Exercise objective:
Return, from the data that follows, each line that holds the word "Sharp".

[Entries from a dataset of interfaces]
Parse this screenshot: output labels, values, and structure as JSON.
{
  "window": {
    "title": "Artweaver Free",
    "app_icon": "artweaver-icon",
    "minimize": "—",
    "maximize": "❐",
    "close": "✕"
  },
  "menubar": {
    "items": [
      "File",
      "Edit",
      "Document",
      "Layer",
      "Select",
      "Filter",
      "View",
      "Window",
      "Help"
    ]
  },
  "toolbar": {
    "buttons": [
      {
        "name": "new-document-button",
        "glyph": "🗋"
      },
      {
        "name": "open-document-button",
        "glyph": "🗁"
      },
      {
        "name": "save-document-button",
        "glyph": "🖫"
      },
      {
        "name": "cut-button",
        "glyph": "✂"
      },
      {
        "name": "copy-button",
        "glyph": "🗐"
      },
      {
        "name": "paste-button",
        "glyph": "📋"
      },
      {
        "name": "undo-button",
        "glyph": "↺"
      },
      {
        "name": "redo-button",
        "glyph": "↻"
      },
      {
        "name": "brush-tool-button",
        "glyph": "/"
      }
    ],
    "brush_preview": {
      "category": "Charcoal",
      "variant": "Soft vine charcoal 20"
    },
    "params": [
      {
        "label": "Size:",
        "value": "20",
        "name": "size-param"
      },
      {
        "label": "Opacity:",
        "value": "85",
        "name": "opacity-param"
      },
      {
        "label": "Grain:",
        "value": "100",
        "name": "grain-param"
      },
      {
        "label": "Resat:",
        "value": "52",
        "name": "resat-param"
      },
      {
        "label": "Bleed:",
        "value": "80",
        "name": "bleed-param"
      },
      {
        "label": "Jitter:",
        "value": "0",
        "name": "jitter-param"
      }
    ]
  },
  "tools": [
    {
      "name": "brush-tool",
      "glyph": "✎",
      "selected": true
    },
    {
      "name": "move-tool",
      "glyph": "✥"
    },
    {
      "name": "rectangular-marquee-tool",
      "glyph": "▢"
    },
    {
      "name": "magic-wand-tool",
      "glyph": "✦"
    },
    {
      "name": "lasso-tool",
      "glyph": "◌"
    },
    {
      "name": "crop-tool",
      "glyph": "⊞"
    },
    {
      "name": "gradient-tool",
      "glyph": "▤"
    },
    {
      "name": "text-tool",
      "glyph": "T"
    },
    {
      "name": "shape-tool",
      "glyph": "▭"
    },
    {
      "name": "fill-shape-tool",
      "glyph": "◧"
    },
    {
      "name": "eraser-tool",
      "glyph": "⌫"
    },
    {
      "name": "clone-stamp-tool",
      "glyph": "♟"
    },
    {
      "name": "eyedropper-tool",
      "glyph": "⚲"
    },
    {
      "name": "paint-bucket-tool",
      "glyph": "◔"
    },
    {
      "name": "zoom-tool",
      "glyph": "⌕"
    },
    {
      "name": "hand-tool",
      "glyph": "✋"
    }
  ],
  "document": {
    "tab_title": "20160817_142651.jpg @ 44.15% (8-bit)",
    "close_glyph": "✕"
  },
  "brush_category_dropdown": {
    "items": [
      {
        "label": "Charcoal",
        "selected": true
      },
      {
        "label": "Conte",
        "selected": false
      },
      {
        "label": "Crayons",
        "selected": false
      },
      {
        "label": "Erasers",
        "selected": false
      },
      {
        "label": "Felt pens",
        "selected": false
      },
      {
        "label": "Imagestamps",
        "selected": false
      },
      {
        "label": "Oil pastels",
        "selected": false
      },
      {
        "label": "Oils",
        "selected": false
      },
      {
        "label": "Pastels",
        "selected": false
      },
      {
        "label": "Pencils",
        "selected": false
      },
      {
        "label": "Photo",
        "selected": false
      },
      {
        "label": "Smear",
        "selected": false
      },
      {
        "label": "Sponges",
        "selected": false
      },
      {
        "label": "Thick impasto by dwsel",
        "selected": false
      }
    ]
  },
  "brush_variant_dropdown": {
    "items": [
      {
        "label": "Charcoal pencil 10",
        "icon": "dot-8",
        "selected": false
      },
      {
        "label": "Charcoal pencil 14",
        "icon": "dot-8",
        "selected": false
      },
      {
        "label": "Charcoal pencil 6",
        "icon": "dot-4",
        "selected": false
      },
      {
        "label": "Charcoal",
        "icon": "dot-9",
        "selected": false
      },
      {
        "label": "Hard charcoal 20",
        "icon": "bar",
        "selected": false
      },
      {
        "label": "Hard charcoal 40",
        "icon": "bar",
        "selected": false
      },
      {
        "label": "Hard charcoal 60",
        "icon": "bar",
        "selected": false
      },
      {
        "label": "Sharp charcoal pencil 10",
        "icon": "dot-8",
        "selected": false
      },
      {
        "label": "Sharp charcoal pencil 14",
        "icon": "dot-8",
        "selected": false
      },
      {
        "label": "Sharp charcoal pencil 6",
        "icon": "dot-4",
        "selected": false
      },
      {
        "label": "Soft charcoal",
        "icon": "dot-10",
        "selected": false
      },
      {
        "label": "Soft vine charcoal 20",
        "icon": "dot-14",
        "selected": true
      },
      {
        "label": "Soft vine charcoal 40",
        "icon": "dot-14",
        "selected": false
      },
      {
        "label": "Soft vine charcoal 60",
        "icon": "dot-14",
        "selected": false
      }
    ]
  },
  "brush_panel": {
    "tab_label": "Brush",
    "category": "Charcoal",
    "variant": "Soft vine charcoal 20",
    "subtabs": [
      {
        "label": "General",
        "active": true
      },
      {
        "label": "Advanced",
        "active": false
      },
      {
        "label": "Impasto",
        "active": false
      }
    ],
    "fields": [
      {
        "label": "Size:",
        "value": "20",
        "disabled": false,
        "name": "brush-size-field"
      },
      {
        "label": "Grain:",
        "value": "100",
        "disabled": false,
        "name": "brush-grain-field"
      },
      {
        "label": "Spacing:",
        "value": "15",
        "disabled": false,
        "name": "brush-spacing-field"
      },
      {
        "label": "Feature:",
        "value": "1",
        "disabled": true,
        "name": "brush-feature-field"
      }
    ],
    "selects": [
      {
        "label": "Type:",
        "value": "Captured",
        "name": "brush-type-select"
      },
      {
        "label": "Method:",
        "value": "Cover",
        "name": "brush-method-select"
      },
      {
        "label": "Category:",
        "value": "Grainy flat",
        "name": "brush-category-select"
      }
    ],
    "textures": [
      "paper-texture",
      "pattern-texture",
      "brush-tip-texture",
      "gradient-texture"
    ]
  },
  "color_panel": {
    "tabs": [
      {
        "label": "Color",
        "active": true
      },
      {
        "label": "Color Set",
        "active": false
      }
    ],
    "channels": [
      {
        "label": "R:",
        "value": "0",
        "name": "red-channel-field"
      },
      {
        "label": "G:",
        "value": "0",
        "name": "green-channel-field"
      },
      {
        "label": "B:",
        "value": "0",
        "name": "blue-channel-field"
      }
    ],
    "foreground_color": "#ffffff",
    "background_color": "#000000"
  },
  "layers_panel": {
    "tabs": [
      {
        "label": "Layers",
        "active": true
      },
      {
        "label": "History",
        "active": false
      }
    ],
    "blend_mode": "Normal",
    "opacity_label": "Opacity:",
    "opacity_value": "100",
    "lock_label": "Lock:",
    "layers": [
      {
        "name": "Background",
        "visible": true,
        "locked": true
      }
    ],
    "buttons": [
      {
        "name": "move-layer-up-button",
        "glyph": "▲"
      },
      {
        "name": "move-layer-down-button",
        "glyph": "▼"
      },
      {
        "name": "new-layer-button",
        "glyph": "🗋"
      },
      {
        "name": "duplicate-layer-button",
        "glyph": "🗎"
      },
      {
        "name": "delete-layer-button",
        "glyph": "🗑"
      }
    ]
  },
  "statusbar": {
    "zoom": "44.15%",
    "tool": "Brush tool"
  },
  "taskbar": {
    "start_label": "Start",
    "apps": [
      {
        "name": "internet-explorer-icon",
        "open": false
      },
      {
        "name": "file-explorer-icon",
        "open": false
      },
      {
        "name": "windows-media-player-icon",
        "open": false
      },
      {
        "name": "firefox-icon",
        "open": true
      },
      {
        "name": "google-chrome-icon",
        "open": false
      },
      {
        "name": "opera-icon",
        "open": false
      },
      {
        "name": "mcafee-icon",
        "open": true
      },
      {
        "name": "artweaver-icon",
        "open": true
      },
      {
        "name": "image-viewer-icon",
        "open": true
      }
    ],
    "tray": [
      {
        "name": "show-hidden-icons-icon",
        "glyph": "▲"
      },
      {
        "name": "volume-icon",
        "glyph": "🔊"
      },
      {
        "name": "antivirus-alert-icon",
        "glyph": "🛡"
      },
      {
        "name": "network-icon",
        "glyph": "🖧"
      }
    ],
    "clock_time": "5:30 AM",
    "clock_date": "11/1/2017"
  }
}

Exercise solution:
        "label": "Sharp charcoal pencil 10",
        "label": "Sharp charcoal pencil 14",
        "label": "Sharp charcoal pencil 6",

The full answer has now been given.